[Data tied to figure images]
+ + + + +

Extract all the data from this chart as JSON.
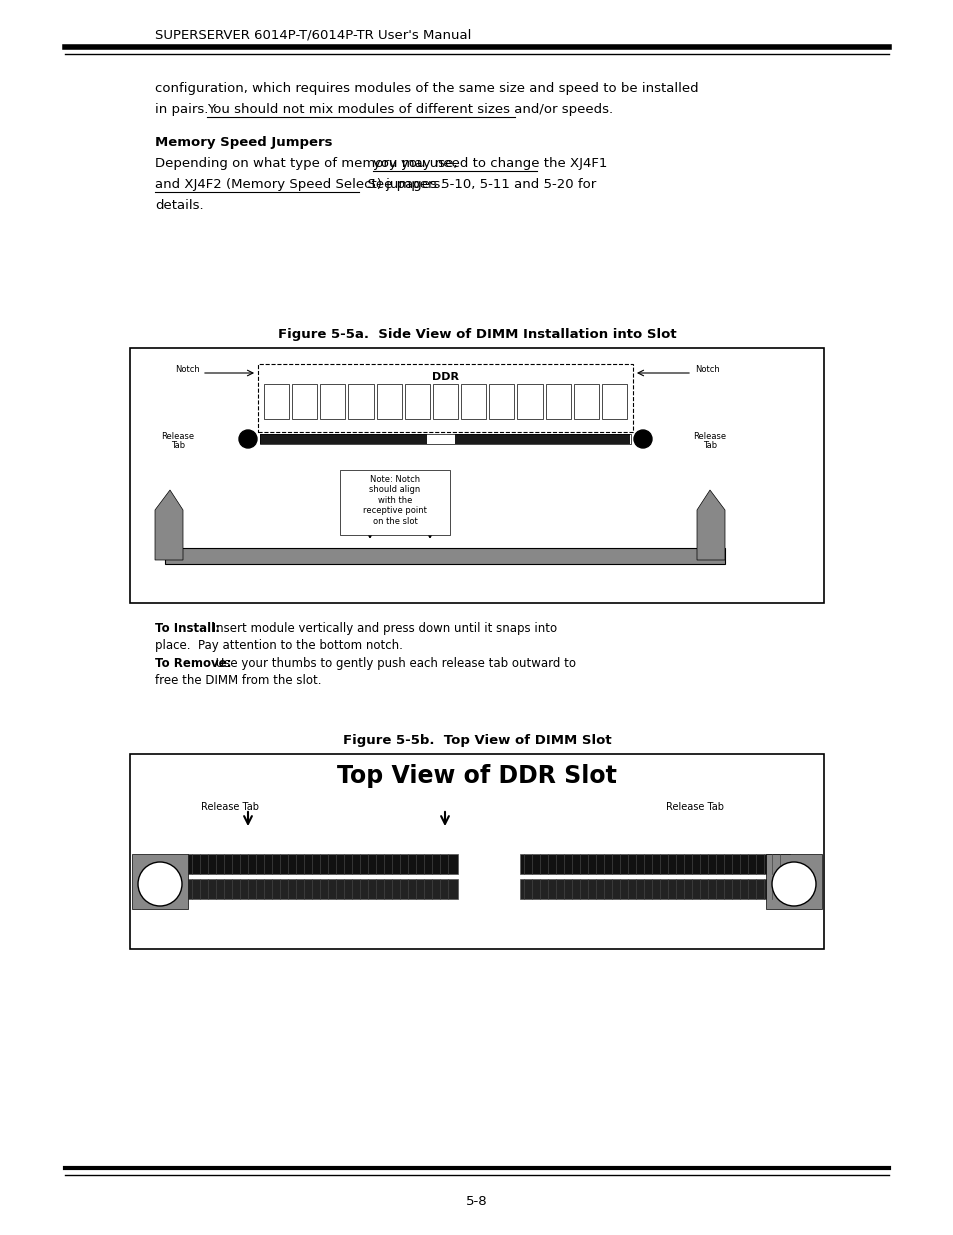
{
  "bg_color": "#ffffff",
  "header_text": "SUPERSERVER 6014P-T/6014P-TR User's Manual",
  "footer_text": "5-8",
  "section_title": "Memory Speed Jumpers",
  "figure_5a_title": "Figure 5-5a.  Side View of DIMM Installation into Slot",
  "figure_5b_title": "Figure 5-5b.  Top View of DIMM Slot",
  "top_view_title": "Top View of DDR Slot",
  "ddr_label": "DDR",
  "notch_label": "Notch",
  "release_tab_label": "Release\nTab",
  "release_tab_label2": "Release Tab",
  "note_text": "Note: Notch\nshould align\nwith the\nreceptive point\non the slot",
  "to_install_bold": "To Install:",
  "to_install_rest": " Insert module vertically and press down until it snaps into",
  "to_install_line2": "place.  Pay attention to the bottom notch.",
  "to_remove_bold": "To Remove:",
  "to_remove_rest": " Use your thumbs to gently push each release tab outward to",
  "to_remove_line2": "free the DIMM from the slot."
}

+ + + + +

▸ DIRECTIONS
Give the material again exactly as it is, but keep the pictures out.

▸ FINAL ANSWER
Extract all the data from this chart as JSON.
{
  "bg_color": "#ffffff",
  "header_text": "SUPERSERVER 6014P-T/6014P-TR User's Manual",
  "footer_text": "5-8",
  "section_title": "Memory Speed Jumpers",
  "figure_5a_title": "Figure 5-5a.  Side View of DIMM Installation into Slot",
  "figure_5b_title": "Figure 5-5b.  Top View of DIMM Slot",
  "top_view_title": "Top View of DDR Slot",
  "ddr_label": "DDR",
  "notch_label": "Notch",
  "release_tab_label": "Release\nTab",
  "release_tab_label2": "Release Tab",
  "note_text": "Note: Notch\nshould align\nwith the\nreceptive point\non the slot",
  "to_install_bold": "To Install:",
  "to_install_rest": " Insert module vertically and press down until it snaps into",
  "to_install_line2": "place.  Pay attention to the bottom notch.",
  "to_remove_bold": "To Remove:",
  "to_remove_rest": " Use your thumbs to gently push each release tab outward to",
  "to_remove_line2": "free the DIMM from the slot."
}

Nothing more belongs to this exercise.